WHAT YOU SHOULD DO
In full and without alteration, give the listing again.

RECORDS SUPPLIED
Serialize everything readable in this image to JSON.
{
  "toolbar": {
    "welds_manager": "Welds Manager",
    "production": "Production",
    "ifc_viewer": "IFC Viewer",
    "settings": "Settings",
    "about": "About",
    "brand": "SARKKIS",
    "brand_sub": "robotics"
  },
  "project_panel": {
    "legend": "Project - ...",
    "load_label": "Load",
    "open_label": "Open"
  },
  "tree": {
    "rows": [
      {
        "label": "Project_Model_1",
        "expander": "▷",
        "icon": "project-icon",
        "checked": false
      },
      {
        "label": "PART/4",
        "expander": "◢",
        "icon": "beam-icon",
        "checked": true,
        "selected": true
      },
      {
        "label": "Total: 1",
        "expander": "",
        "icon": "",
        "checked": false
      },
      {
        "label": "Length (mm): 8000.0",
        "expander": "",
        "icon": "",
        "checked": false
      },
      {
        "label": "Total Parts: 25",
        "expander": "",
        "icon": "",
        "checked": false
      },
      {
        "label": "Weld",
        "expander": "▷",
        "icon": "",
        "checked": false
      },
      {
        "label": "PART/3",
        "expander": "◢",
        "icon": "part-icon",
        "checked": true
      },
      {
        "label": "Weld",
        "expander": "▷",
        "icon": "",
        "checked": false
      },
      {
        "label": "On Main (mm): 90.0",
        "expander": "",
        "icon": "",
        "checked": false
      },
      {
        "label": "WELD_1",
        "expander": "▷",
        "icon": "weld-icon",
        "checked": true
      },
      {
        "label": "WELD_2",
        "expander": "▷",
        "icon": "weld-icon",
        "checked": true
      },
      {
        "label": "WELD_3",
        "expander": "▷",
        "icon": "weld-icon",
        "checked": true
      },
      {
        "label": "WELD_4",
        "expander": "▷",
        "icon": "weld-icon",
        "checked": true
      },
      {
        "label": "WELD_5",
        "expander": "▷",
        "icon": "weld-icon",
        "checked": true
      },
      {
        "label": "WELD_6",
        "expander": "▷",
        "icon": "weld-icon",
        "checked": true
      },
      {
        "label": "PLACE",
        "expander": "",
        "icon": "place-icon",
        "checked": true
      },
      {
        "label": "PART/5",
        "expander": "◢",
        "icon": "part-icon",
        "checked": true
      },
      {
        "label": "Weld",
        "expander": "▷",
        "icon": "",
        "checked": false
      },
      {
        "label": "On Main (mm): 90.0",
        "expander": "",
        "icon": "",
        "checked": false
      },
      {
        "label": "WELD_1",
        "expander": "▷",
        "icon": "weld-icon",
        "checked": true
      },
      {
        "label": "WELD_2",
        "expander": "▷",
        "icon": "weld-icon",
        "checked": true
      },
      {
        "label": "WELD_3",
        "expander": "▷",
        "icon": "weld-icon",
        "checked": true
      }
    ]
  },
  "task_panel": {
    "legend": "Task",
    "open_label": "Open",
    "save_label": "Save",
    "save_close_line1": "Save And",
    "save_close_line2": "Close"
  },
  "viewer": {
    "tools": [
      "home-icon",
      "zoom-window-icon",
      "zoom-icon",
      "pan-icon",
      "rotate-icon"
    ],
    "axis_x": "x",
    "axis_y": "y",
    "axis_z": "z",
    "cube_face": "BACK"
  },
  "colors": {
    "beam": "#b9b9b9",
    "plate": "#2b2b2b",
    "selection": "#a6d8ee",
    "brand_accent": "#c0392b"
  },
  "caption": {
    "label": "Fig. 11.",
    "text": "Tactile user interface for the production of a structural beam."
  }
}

EXERCISE SOLUTION
Serialize everything readable in this image to JSON.
{
  "toolbar": {
    "welds_manager": "Welds Manager",
    "production": "Production",
    "ifc_viewer": "IFC Viewer",
    "settings": "Settings",
    "about": "About",
    "brand": "SARKKIS",
    "brand_sub": "robotics"
  },
  "project_panel": {
    "legend": "Project - ...",
    "load_label": "Load",
    "open_label": "Open"
  },
  "tree": {
    "rows": [
      {
        "label": "Project_Model_1",
        "expander": "▷",
        "icon": "project-icon",
        "checked": false
      },
      {
        "label": "PART/4",
        "expander": "◢",
        "icon": "beam-icon",
        "checked": true,
        "selected": true
      },
      {
        "label": "Total: 1",
        "expander": "",
        "icon": "",
        "checked": false
      },
      {
        "label": "Length (mm): 8000.0",
        "expander": "",
        "icon": "",
        "checked": false
      },
      {
        "label": "Total Parts: 25",
        "expander": "",
        "icon": "",
        "checked": false
      },
      {
        "label": "Weld",
        "expander": "▷",
        "icon": "",
        "checked": false
      },
      {
        "label": "PART/3",
        "expander": "◢",
        "icon": "part-icon",
        "checked": true
      },
      {
        "label": "Weld",
        "expander": "▷",
        "icon": "",
        "checked": false
      },
      {
        "label": "On Main (mm): 90.0",
        "expander": "",
        "icon": "",
        "checked": false
      },
      {
        "label": "WELD_1",
        "expander": "▷",
        "icon": "weld-icon",
        "checked": true
      },
      {
        "label": "WELD_2",
        "expander": "▷",
        "icon": "weld-icon",
        "checked": true
      },
      {
        "label": "WELD_3",
        "expander": "▷",
        "icon": "weld-icon",
        "checked": true
      },
      {
        "label": "WELD_4",
        "expander": "▷",
        "icon": "weld-icon",
        "checked": true
      },
      {
        "label": "WELD_5",
        "expander": "▷",
        "icon": "weld-icon",
        "checked": true
      },
      {
        "label": "WELD_6",
        "expander": "▷",
        "icon": "weld-icon",
        "checked": true
      },
      {
        "label": "PLACE",
        "expander": "",
        "icon": "place-icon",
        "checked": true
      },
      {
        "label": "PART/5",
        "expander": "◢",
        "icon": "part-icon",
        "checked": true
      },
      {
        "label": "Weld",
        "expander": "▷",
        "icon": "",
        "checked": false
      },
      {
        "label": "On Main (mm): 90.0",
        "expander": "",
        "icon": "",
        "checked": false
      },
      {
        "label": "WELD_1",
        "expander": "▷",
        "icon": "weld-icon",
        "checked": true
      },
      {
        "label": "WELD_2",
        "expander": "▷",
        "icon": "weld-icon",
        "checked": true
      },
      {
        "label": "WELD_3",
        "expander": "▷",
        "icon": "weld-icon",
        "checked": true
      }
    ]
  },
  "task_panel": {
    "legend": "Task",
    "open_label": "Open",
    "save_label": "Save",
    "save_close_line1": "Save And",
    "save_close_line2": "Close"
  },
  "viewer": {
    "tools": [
      "home-icon",
      "zoom-window-icon",
      "zoom-icon",
      "pan-icon",
      "rotate-icon"
    ],
    "axis_x": "x",
    "axis_y": "y",
    "axis_z": "z",
    "cube_face": "BACK"
  },
  "colors": {
    "beam": "#b9b9b9",
    "plate": "#2b2b2b",
    "selection": "#a6d8ee",
    "brand_accent": "#c0392b"
  },
  "caption": {
    "label": "Fig. 11.",
    "text": "Tactile user interface for the production of a structural beam."
  }
}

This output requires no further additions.